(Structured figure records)
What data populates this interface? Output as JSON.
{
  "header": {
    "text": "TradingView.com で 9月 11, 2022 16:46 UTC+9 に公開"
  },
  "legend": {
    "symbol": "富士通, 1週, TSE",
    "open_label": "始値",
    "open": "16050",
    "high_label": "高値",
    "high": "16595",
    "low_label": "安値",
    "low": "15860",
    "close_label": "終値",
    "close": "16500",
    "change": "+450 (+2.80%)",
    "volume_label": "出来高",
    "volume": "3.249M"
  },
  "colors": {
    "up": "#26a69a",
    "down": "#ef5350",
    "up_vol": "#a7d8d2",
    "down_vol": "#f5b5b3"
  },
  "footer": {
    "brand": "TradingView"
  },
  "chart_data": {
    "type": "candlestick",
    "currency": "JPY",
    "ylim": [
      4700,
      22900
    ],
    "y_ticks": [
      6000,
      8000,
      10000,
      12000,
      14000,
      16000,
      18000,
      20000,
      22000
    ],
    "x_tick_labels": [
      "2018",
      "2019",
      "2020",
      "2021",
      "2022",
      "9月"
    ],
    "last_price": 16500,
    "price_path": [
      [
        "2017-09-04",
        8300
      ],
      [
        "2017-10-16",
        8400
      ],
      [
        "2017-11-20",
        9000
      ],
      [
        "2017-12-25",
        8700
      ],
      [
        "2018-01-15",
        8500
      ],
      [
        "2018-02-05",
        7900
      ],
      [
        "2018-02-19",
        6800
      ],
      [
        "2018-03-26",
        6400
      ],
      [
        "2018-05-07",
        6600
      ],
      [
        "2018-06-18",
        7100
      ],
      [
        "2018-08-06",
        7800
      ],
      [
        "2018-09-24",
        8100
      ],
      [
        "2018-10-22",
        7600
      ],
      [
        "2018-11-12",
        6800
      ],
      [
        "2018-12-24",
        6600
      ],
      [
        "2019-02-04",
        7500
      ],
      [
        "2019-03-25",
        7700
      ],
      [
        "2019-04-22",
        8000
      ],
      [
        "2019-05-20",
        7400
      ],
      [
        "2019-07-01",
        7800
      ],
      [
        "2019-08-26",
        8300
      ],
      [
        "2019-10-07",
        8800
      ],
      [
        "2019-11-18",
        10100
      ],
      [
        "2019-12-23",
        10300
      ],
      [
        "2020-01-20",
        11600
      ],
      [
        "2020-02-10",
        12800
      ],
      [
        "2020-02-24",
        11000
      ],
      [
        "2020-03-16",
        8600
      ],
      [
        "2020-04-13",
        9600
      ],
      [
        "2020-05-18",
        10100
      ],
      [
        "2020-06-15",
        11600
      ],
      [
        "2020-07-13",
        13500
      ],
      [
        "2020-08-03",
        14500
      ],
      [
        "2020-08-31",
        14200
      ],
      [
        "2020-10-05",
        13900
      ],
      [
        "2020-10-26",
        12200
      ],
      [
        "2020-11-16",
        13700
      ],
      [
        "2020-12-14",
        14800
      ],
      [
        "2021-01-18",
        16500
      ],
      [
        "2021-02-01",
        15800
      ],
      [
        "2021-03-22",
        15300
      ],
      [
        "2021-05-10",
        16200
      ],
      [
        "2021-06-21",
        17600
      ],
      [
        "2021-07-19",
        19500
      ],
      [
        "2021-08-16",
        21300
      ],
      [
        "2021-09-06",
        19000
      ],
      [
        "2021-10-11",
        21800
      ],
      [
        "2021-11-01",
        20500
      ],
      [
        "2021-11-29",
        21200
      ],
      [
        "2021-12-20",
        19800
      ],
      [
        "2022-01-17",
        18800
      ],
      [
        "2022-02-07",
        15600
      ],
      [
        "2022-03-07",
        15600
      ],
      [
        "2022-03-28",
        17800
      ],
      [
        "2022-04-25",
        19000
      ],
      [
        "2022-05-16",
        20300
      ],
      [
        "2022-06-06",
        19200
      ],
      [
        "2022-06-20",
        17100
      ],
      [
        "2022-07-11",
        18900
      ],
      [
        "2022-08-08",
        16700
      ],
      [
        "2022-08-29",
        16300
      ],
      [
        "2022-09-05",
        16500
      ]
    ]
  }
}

▶ _GIVEN TASK_:
Pull out every line holding "TradingView" from the records above, and copy it.

▶ _WRITTEN RESPONSE_:
    "text": "TradingView.com で 9月 11, 2022 16:46 UTC+9 に公開"
    "brand": "TradingView"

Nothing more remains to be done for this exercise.